→ EXERCISE DETAILS
For each line below that includes the word "Main", make a copy.

→ INPUT ROWS
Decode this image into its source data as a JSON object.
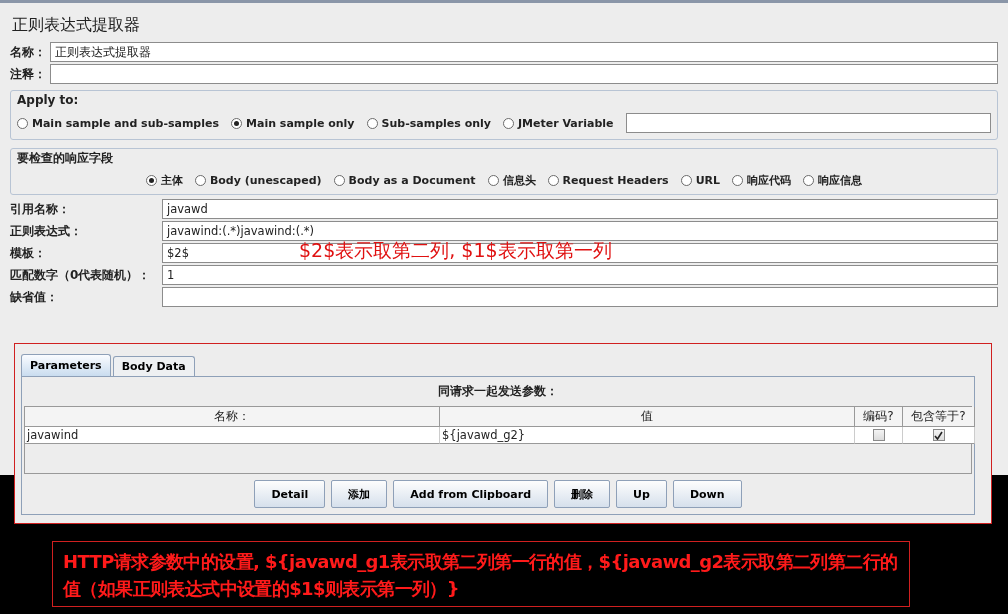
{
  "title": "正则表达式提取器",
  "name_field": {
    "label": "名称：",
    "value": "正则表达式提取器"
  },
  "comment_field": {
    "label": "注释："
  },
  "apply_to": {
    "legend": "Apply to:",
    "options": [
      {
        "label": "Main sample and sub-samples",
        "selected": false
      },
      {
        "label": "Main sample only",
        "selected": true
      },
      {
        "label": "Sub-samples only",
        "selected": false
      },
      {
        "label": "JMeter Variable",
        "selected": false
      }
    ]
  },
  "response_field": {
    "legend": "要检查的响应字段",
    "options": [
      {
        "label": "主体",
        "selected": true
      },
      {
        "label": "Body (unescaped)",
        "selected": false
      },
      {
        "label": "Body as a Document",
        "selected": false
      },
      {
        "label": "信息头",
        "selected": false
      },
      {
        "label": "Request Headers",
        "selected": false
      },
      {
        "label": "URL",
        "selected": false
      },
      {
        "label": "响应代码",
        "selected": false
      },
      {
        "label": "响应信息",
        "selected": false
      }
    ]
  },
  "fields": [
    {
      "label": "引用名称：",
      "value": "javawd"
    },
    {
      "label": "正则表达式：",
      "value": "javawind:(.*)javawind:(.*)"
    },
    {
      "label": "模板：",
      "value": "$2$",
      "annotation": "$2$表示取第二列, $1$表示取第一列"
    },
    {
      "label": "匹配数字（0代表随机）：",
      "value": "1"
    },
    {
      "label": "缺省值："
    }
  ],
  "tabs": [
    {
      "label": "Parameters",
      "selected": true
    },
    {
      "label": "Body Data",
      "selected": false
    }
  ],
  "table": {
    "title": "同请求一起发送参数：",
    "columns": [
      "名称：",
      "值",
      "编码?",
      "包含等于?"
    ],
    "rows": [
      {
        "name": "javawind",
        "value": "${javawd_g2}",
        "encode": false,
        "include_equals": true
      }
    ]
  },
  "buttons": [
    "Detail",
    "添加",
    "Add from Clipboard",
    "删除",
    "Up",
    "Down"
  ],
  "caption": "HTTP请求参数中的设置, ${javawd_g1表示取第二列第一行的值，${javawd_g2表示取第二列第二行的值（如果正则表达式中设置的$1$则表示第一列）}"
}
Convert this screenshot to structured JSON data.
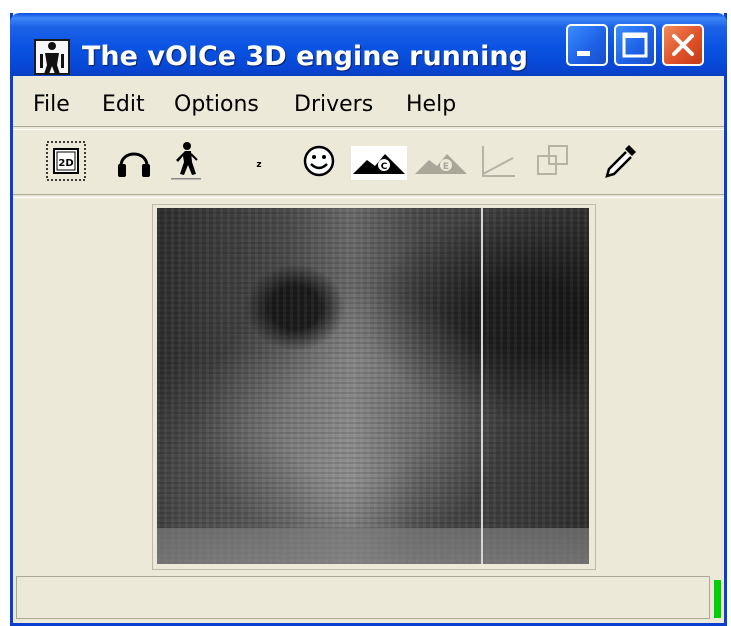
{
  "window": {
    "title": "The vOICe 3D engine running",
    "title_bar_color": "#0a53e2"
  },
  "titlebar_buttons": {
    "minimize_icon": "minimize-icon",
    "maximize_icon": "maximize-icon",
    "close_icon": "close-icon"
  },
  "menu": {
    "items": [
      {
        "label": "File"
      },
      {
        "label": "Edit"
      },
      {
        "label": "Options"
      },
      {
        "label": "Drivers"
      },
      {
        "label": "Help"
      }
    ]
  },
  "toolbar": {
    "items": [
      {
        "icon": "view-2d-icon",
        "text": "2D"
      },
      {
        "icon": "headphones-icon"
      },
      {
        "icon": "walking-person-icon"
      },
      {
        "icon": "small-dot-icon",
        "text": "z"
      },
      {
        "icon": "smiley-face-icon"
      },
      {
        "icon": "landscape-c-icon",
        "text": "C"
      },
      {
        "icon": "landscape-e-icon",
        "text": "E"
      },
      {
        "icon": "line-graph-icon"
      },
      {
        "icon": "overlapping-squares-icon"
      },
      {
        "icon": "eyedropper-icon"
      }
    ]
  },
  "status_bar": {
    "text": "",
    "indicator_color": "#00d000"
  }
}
--
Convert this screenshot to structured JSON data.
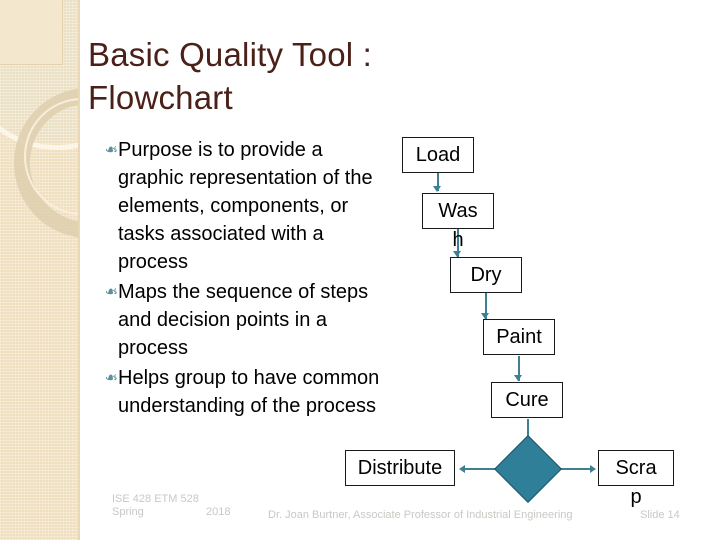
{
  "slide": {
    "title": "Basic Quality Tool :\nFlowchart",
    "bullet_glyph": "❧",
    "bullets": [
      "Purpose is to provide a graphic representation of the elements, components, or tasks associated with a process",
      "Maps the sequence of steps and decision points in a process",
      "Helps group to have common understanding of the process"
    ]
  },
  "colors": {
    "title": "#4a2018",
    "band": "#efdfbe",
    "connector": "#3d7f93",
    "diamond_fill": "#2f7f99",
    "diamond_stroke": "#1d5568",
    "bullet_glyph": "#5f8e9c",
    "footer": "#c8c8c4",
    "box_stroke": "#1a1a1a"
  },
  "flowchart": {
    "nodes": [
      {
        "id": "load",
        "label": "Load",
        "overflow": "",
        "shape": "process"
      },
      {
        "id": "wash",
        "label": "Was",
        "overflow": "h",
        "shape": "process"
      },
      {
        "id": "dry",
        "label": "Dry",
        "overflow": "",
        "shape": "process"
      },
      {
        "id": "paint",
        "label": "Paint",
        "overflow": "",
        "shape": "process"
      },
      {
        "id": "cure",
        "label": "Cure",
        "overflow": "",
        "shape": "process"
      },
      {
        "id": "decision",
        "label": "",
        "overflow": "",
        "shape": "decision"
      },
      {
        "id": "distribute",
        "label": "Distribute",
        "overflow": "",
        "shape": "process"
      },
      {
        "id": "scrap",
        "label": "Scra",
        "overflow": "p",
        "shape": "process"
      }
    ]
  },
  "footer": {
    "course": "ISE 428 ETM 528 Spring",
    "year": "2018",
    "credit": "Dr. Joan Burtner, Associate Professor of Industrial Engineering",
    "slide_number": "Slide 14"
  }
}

→ SOLUTION TO THIS TASK
        "label": "Main sample and sub-samples",
        "label": "Main sample only",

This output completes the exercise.